(What to work on): Retype the records below word for word and omit any image.

(Data listing):
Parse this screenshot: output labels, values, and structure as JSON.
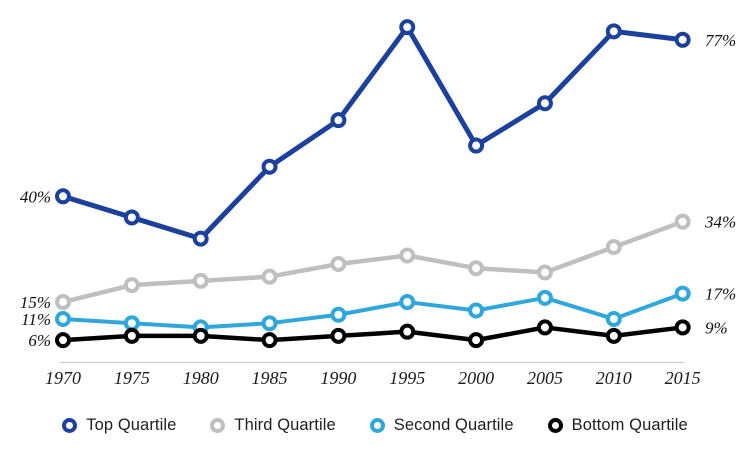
{
  "chart_data": {
    "type": "line",
    "title": "",
    "xlabel": "",
    "ylabel": "",
    "x": [
      1970,
      1975,
      1980,
      1985,
      1990,
      1995,
      2000,
      2005,
      2010,
      2015
    ],
    "ylim": [
      0,
      85
    ],
    "grid": false,
    "legend_position": "bottom",
    "marker": "open-circle",
    "axis_line_color": "#c8c8c8",
    "series": [
      {
        "name": "Top Quartile",
        "color": "#1c419c",
        "values": [
          40,
          35,
          30,
          47,
          58,
          80,
          52,
          62,
          79,
          77
        ],
        "start_label": "40%",
        "end_label": "77%"
      },
      {
        "name": "Third Quartile",
        "color": "#bdbfc1",
        "values": [
          15,
          19,
          20,
          21,
          24,
          26,
          23,
          22,
          28,
          34
        ],
        "start_label": "15%",
        "end_label": "34%"
      },
      {
        "name": "Second Quartile",
        "color": "#30a7dc",
        "values": [
          11,
          10,
          9,
          10,
          12,
          15,
          13,
          16,
          11,
          17
        ],
        "start_label": "11%",
        "end_label": "17%"
      },
      {
        "name": "Bottom Quartile",
        "color": "#000000",
        "values": [
          6,
          7,
          7,
          6,
          7,
          8,
          6,
          9,
          7,
          9
        ],
        "start_label": "6%",
        "end_label": "9%"
      }
    ]
  }
}
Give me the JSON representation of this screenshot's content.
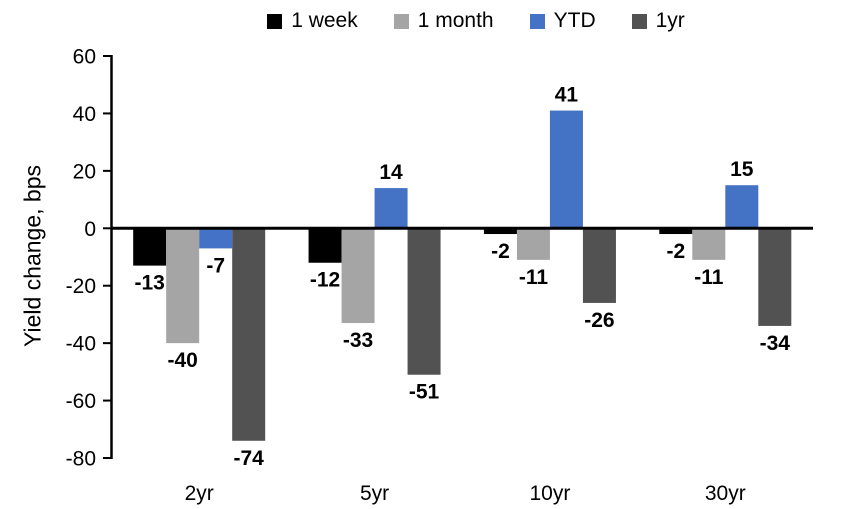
{
  "chart_data": {
    "type": "bar",
    "title": "",
    "xlabel": "",
    "ylabel": "Yield change, bps",
    "categories": [
      "2yr",
      "5yr",
      "10yr",
      "30yr"
    ],
    "series": [
      {
        "name": "1 week",
        "color": "#000000",
        "values": [
          -13,
          -12,
          -2,
          -2
        ]
      },
      {
        "name": "1 month",
        "color": "#A5A5A5",
        "values": [
          -40,
          -33,
          -11,
          -11
        ]
      },
      {
        "name": "YTD",
        "color": "#4472C4",
        "values": [
          -7,
          14,
          41,
          15
        ]
      },
      {
        "name": "1yr",
        "color": "#525252",
        "values": [
          -74,
          -51,
          -26,
          -34
        ]
      }
    ],
    "ylim": [
      -80,
      60
    ],
    "ytick_step": 20,
    "legend_position": "top",
    "grid": false,
    "data_labels": true,
    "axis_color": "#000000"
  }
}
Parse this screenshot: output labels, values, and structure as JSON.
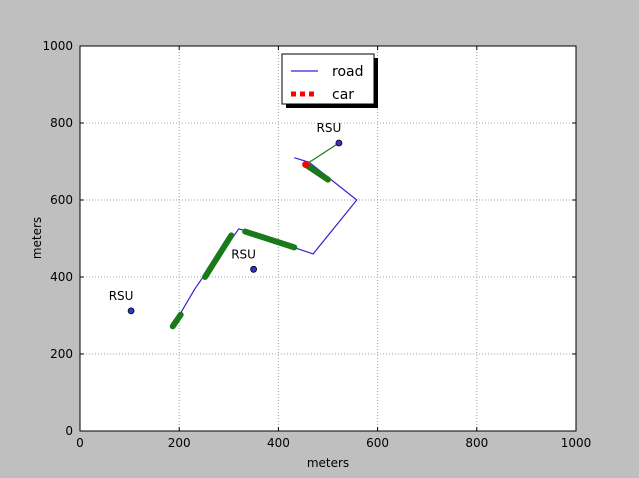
{
  "colors": {
    "figure_bg": "#bfbfbf",
    "axes_bg": "#ffffff",
    "road": "#3a1fd6",
    "car": "#ff0000",
    "coverage": "#1a7a1a",
    "rsu_fill": "#3333cc",
    "grid": "#a0a0a0"
  },
  "chart_data": {
    "type": "line",
    "xlabel": "meters",
    "ylabel": "meters",
    "xlim": [
      0,
      1000
    ],
    "ylim": [
      0,
      1000
    ],
    "xticks": [
      0,
      200,
      400,
      600,
      800,
      1000
    ],
    "yticks": [
      0,
      200,
      400,
      600,
      800,
      1000
    ],
    "grid": true,
    "legend": {
      "placement": "top-center",
      "entries": [
        {
          "label": "road",
          "style": "line",
          "color": "#3a1fd6"
        },
        {
          "label": "car",
          "style": "dotted",
          "color": "#ff0000"
        }
      ]
    },
    "road": {
      "x": [
        187,
        232,
        275,
        313,
        320,
        335,
        400,
        470,
        558,
        462,
        432
      ],
      "y": [
        272,
        370,
        450,
        512,
        525,
        520,
        490,
        460,
        600,
        698,
        710
      ]
    },
    "coverage_segments": [
      {
        "x": [
          187,
          203
        ],
        "y": [
          272,
          302
        ]
      },
      {
        "x": [
          252,
          305
        ],
        "y": [
          400,
          508
        ]
      },
      {
        "x": [
          333,
          432
        ],
        "y": [
          518,
          477
        ]
      },
      {
        "x": [
          455,
          500
        ],
        "y": [
          692,
          653
        ]
      }
    ],
    "car": {
      "x": 455,
      "y": 692
    },
    "rsus": [
      {
        "label": "RSU",
        "x": 103,
        "y": 312
      },
      {
        "label": "RSU",
        "x": 350,
        "y": 420
      },
      {
        "label": "RSU",
        "x": 522,
        "y": 748
      }
    ],
    "active_link": {
      "rsu_index": 2
    }
  }
}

(Expected output):
Parse this screenshot: output labels, values, and structure as JSON.
{
  "chart_data": {
    "type": "line",
    "title": "",
    "xlabel": "",
    "ylabel": "",
    "x": [
      1970,
      1975,
      1980,
      1985,
      1990,
      1995,
      2000,
      2005,
      2010,
      2015
    ],
    "ylim": [
      0,
      85
    ],
    "grid": false,
    "legend_position": "bottom",
    "marker": "open-circle",
    "axis_line_color": "#c8c8c8",
    "series": [
      {
        "name": "Top Quartile",
        "color": "#1c419c",
        "values": [
          40,
          35,
          30,
          47,
          58,
          80,
          52,
          62,
          79,
          77
        ],
        "start_label": "40%",
        "end_label": "77%"
      },
      {
        "name": "Third Quartile",
        "color": "#bdbfc1",
        "values": [
          15,
          19,
          20,
          21,
          24,
          26,
          23,
          22,
          28,
          34
        ],
        "start_label": "15%",
        "end_label": "34%"
      },
      {
        "name": "Second Quartile",
        "color": "#30a7dc",
        "values": [
          11,
          10,
          9,
          10,
          12,
          15,
          13,
          16,
          11,
          17
        ],
        "start_label": "11%",
        "end_label": "17%"
      },
      {
        "name": "Bottom Quartile",
        "color": "#000000",
        "values": [
          6,
          7,
          7,
          6,
          7,
          8,
          6,
          9,
          7,
          9
        ],
        "start_label": "6%",
        "end_label": "9%"
      }
    ]
  }
}
Give me the JSON representation of this screenshot's content.
{
  "chart_data": {
    "type": "bar",
    "title": "",
    "xlabel": "",
    "ylabel": "Yield change, bps",
    "categories": [
      "2yr",
      "5yr",
      "10yr",
      "30yr"
    ],
    "series": [
      {
        "name": "1 week",
        "color": "#000000",
        "values": [
          -13,
          -12,
          -2,
          -2
        ]
      },
      {
        "name": "1 month",
        "color": "#A5A5A5",
        "values": [
          -40,
          -33,
          -11,
          -11
        ]
      },
      {
        "name": "YTD",
        "color": "#4472C4",
        "values": [
          -7,
          14,
          41,
          15
        ]
      },
      {
        "name": "1yr",
        "color": "#525252",
        "values": [
          -74,
          -51,
          -26,
          -34
        ]
      }
    ],
    "ylim": [
      -80,
      60
    ],
    "ytick_step": 20,
    "legend_position": "top",
    "grid": false,
    "data_labels": true,
    "axis_color": "#000000"
  }
}
Parse this screenshot: output labels, values, and structure as JSON.
{
  "colors": {
    "figure_bg": "#bfbfbf",
    "axes_bg": "#ffffff",
    "road": "#3a1fd6",
    "car": "#ff0000",
    "coverage": "#1a7a1a",
    "rsu_fill": "#3333cc",
    "grid": "#a0a0a0"
  },
  "chart_data": {
    "type": "line",
    "xlabel": "meters",
    "ylabel": "meters",
    "xlim": [
      0,
      1000
    ],
    "ylim": [
      0,
      1000
    ],
    "xticks": [
      0,
      200,
      400,
      600,
      800,
      1000
    ],
    "yticks": [
      0,
      200,
      400,
      600,
      800,
      1000
    ],
    "grid": true,
    "legend": {
      "placement": "top-center",
      "entries": [
        {
          "label": "road",
          "style": "line",
          "color": "#3a1fd6"
        },
        {
          "label": "car",
          "style": "dotted",
          "color": "#ff0000"
        }
      ]
    },
    "road": {
      "x": [
        187,
        232,
        275,
        313,
        320,
        335,
        400,
        470,
        558,
        462,
        432
      ],
      "y": [
        272,
        370,
        450,
        512,
        525,
        520,
        490,
        460,
        600,
        698,
        710
      ]
    },
    "coverage_segments": [
      {
        "x": [
          187,
          203
        ],
        "y": [
          272,
          302
        ]
      },
      {
        "x": [
          252,
          305
        ],
        "y": [
          400,
          508
        ]
      },
      {
        "x": [
          333,
          432
        ],
        "y": [
          518,
          477
        ]
      },
      {
        "x": [
          455,
          500
        ],
        "y": [
          692,
          653
        ]
      }
    ],
    "car": {
      "x": 455,
      "y": 692
    },
    "rsus": [
      {
        "label": "RSU",
        "x": 103,
        "y": 312
      },
      {
        "label": "RSU",
        "x": 350,
        "y": 420
      },
      {
        "label": "RSU",
        "x": 522,
        "y": 748
      }
    ],
    "active_link": {
      "rsu_index": 2
    }
  }
}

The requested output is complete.